All of the records should come back exactly as written.

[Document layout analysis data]
[Start of section]
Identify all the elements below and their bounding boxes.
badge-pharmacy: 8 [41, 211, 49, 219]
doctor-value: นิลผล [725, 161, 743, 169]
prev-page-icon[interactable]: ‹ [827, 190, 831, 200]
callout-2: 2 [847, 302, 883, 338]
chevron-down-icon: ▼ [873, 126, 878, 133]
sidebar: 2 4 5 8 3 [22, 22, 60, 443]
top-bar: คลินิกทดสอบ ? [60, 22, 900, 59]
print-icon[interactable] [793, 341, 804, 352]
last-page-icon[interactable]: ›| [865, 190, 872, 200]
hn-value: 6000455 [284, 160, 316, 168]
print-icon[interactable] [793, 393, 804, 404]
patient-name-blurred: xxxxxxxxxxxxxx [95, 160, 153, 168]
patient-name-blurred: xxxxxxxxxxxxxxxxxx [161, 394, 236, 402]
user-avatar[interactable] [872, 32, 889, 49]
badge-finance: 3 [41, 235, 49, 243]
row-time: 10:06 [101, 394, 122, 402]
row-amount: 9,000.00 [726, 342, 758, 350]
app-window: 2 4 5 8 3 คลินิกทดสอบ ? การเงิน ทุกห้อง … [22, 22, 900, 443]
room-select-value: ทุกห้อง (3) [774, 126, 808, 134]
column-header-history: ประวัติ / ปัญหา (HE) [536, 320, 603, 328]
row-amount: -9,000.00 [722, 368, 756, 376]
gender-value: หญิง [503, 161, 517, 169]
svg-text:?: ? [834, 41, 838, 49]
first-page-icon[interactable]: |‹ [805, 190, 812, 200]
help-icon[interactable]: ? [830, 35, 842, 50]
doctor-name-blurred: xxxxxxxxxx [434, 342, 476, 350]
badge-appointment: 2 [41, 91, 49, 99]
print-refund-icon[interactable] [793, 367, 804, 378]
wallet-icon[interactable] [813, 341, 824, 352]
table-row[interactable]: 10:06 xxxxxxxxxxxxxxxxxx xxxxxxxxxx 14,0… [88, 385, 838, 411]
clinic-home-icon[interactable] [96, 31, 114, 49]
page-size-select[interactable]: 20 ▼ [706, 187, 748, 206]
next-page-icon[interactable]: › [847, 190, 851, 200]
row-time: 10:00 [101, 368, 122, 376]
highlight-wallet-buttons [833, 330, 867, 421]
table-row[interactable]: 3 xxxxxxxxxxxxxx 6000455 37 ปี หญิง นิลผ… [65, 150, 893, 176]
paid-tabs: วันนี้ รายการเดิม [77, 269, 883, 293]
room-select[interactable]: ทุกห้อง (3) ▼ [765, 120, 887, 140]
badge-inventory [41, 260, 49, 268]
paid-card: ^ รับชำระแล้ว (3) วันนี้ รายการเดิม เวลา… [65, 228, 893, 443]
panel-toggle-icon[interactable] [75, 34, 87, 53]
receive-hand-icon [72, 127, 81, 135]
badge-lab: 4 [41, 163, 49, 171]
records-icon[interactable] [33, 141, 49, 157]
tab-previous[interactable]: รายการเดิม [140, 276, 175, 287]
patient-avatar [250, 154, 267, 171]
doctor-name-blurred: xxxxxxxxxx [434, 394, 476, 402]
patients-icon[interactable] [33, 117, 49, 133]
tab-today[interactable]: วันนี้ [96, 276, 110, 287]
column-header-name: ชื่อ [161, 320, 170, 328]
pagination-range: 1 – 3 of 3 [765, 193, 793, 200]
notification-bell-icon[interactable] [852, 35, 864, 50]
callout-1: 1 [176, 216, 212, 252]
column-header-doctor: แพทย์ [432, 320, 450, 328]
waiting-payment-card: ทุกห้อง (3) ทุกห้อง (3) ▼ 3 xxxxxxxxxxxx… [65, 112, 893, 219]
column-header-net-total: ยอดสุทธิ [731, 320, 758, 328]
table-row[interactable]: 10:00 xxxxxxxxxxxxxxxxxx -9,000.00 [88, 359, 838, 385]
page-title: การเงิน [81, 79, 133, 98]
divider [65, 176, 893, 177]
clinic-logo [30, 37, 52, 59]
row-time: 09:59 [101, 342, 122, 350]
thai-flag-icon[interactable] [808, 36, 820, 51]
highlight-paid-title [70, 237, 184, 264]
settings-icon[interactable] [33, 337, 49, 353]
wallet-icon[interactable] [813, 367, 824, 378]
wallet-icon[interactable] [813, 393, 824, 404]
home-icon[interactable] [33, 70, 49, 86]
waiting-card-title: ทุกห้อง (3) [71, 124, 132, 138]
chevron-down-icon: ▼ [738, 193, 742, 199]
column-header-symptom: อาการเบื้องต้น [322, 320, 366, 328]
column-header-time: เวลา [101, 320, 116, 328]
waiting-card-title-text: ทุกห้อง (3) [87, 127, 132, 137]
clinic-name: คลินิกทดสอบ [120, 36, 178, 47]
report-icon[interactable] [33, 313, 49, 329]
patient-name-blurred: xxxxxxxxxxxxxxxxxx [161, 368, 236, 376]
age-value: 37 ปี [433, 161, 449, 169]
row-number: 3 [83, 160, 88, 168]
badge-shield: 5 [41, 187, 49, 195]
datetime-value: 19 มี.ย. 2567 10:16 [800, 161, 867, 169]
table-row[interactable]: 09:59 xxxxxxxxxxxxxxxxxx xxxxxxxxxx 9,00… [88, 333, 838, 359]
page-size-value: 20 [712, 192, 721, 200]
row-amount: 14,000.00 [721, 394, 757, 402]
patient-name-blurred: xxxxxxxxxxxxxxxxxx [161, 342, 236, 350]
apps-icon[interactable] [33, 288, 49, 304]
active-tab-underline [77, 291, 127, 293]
[End of section]
- [Solution to the problem]:
Identify all the elements below and their bounding boxes.
badge-pharmacy: 8 [41, 211, 49, 219]
doctor-value: นิลผล [725, 161, 743, 169]
prev-page-icon[interactable]: ‹ [827, 190, 831, 200]
callout-2: 2 [847, 302, 883, 338]
chevron-down-icon: ▼ [873, 126, 878, 133]
sidebar: 2 4 5 8 3 [22, 22, 60, 443]
top-bar: คลินิกทดสอบ ? [60, 22, 900, 59]
print-icon[interactable] [793, 341, 804, 352]
last-page-icon[interactable]: ›| [865, 190, 872, 200]
hn-value: 6000455 [284, 160, 316, 168]
print-icon[interactable] [793, 393, 804, 404]
patient-name-blurred: xxxxxxxxxxxxxx [95, 160, 153, 168]
patient-name-blurred: xxxxxxxxxxxxxxxxxx [161, 394, 236, 402]
user-avatar[interactable] [872, 32, 889, 49]
badge-finance: 3 [41, 235, 49, 243]
row-time: 10:06 [101, 394, 122, 402]
row-amount: 9,000.00 [726, 342, 758, 350]
app-window: 2 4 5 8 3 คลินิกทดสอบ ? การเงิน ทุกห้อง … [22, 22, 900, 443]
room-select-value: ทุกห้อง (3) [774, 126, 808, 134]
column-header-history: ประวัติ / ปัญหา (HE) [536, 320, 603, 328]
row-amount: -9,000.00 [722, 368, 756, 376]
gender-value: หญิง [503, 161, 517, 169]
svg-text:?: ? [834, 41, 838, 49]
first-page-icon[interactable]: |‹ [805, 190, 812, 200]
help-icon[interactable]: ? [830, 35, 842, 50]
doctor-name-blurred: xxxxxxxxxx [434, 342, 476, 350]
badge-appointment: 2 [41, 91, 49, 99]
print-refund-icon[interactable] [793, 367, 804, 378]
wallet-icon[interactable] [813, 341, 824, 352]
table-row[interactable]: 10:06 xxxxxxxxxxxxxxxxxx xxxxxxxxxx 14,0… [88, 385, 838, 411]
clinic-home-icon[interactable] [96, 31, 114, 49]
page-size-select[interactable]: 20 ▼ [706, 187, 748, 206]
next-page-icon[interactable]: › [847, 190, 851, 200]
row-time: 10:00 [101, 368, 122, 376]
highlight-wallet-buttons [833, 330, 867, 421]
table-row[interactable]: 3 xxxxxxxxxxxxxx 6000455 37 ปี หญิง นิลผ… [65, 150, 893, 176]
paid-tabs: วันนี้ รายการเดิม [77, 269, 883, 293]
room-select[interactable]: ทุกห้อง (3) ▼ [765, 120, 887, 140]
badge-inventory [41, 260, 49, 268]
paid-card: ^ รับชำระแล้ว (3) วันนี้ รายการเดิม เวลา… [65, 228, 893, 443]
panel-toggle-icon[interactable] [75, 34, 87, 53]
receive-hand-icon [72, 127, 81, 135]
badge-lab: 4 [41, 163, 49, 171]
records-icon[interactable] [33, 141, 49, 157]
tab-previous[interactable]: รายการเดิม [140, 276, 175, 287]
patient-avatar [250, 154, 267, 171]
doctor-name-blurred: xxxxxxxxxx [434, 394, 476, 402]
patients-icon[interactable] [33, 117, 49, 133]
tab-today[interactable]: วันนี้ [96, 276, 110, 287]
column-header-name: ชื่อ [161, 320, 170, 328]
pagination-range: 1 – 3 of 3 [765, 193, 793, 200]
notification-bell-icon[interactable] [852, 35, 864, 50]
callout-1: 1 [176, 216, 212, 252]
column-header-doctor: แพทย์ [432, 320, 450, 328]
waiting-payment-card: ทุกห้อง (3) ทุกห้อง (3) ▼ 3 xxxxxxxxxxxx… [65, 112, 893, 219]
column-header-net-total: ยอดสุทธิ [731, 320, 758, 328]
table-row[interactable]: 10:00 xxxxxxxxxxxxxxxxxx -9,000.00 [88, 359, 838, 385]
page-title: การเงิน [81, 79, 133, 98]
divider [65, 176, 893, 177]
clinic-logo [30, 37, 52, 59]
row-time: 09:59 [101, 342, 122, 350]
thai-flag-icon[interactable] [808, 36, 820, 51]
highlight-paid-title [70, 237, 184, 264]
settings-icon[interactable] [33, 337, 49, 353]
wallet-icon[interactable] [813, 367, 824, 378]
wallet-icon[interactable] [813, 393, 824, 404]
home-icon[interactable] [33, 70, 49, 86]
waiting-card-title: ทุกห้อง (3) [71, 124, 132, 138]
chevron-down-icon: ▼ [738, 193, 742, 199]
column-header-symptom: อาการเบื้องต้น [322, 320, 366, 328]
column-header-time: เวลา [101, 320, 116, 328]
waiting-card-title-text: ทุกห้อง (3) [87, 127, 132, 137]
clinic-name: คลินิกทดสอบ [120, 36, 178, 47]
report-icon[interactable] [33, 313, 49, 329]
patient-name-blurred: xxxxxxxxxxxxxxxxxx [161, 368, 236, 376]
age-value: 37 ปี [433, 161, 449, 169]
row-number: 3 [83, 160, 88, 168]
badge-shield: 5 [41, 187, 49, 195]
datetime-value: 19 มี.ย. 2567 10:16 [800, 161, 867, 169]
table-row[interactable]: 09:59 xxxxxxxxxxxxxxxxxx xxxxxxxxxx 9,00… [88, 333, 838, 359]
page-size-value: 20 [712, 192, 721, 200]
row-amount: 14,000.00 [721, 394, 757, 402]
patient-name-blurred: xxxxxxxxxxxxxxxxxx [161, 342, 236, 350]
apps-icon[interactable] [33, 288, 49, 304]
active-tab-underline [77, 291, 127, 293]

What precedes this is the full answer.